◆ SET TASK: Your task is to copy every line of the entries that contains "this".

■ ■ ■

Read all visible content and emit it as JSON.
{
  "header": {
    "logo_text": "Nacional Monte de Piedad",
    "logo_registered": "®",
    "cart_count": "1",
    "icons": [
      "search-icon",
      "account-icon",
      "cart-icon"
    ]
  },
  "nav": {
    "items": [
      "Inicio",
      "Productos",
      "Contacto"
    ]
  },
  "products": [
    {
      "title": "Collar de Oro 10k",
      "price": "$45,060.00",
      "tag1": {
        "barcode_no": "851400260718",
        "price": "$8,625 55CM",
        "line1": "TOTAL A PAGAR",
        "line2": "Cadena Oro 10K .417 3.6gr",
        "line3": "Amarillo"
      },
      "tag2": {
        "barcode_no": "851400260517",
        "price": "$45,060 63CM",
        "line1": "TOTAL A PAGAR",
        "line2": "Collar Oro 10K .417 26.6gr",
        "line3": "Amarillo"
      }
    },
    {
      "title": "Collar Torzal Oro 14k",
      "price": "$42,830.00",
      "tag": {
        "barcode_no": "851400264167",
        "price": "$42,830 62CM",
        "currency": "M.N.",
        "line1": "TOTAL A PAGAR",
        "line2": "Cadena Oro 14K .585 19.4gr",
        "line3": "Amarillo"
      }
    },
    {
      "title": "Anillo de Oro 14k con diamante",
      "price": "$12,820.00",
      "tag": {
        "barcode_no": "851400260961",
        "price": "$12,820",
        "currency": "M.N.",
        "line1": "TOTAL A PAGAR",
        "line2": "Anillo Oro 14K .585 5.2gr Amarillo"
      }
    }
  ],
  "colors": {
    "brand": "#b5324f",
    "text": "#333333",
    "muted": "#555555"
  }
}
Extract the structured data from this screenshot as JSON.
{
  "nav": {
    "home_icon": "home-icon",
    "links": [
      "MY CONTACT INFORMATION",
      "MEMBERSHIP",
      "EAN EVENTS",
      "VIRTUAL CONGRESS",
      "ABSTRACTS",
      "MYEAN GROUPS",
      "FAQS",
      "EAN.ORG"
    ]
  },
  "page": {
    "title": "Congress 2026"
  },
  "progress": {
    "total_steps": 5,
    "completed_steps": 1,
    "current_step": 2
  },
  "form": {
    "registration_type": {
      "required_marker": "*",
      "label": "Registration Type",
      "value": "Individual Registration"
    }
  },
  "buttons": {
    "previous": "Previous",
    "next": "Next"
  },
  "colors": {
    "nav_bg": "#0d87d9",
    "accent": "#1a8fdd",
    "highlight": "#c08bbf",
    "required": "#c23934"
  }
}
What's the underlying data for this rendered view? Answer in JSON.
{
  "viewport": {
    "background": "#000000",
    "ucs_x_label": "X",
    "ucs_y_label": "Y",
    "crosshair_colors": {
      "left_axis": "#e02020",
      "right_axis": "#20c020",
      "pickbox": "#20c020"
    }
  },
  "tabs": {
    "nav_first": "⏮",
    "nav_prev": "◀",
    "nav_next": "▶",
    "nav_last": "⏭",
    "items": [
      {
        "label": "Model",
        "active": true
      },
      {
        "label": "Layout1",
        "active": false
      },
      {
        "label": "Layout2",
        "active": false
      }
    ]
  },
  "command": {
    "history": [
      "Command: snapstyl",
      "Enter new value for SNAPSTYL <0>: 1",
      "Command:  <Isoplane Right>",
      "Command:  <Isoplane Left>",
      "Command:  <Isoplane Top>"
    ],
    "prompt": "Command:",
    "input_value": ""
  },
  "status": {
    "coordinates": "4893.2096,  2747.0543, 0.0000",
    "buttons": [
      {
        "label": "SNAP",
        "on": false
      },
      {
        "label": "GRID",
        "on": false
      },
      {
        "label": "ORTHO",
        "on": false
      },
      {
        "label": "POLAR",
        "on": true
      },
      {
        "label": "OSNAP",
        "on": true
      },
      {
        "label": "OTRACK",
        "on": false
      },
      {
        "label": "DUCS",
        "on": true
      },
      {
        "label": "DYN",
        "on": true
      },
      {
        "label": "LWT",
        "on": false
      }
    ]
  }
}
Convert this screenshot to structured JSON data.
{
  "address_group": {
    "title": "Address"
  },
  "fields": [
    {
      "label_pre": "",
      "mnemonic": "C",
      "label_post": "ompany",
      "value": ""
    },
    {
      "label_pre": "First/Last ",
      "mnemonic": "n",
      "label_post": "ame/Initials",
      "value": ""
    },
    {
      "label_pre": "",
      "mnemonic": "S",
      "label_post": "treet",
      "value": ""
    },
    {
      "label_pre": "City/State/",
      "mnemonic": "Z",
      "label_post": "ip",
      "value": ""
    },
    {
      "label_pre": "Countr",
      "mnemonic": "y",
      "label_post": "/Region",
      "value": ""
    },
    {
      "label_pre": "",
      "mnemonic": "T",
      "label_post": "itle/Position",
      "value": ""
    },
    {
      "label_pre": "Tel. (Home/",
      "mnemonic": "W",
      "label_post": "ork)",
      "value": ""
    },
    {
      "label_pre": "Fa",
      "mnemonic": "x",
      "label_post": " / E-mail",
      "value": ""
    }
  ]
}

■ ■ ■

◆ FINAL ANSWER:
Extract the structured data from this screenshot as JSON.
What's the underlying data for this rendered view? Answer in JSON.
Convert this screenshot to structured JSON data.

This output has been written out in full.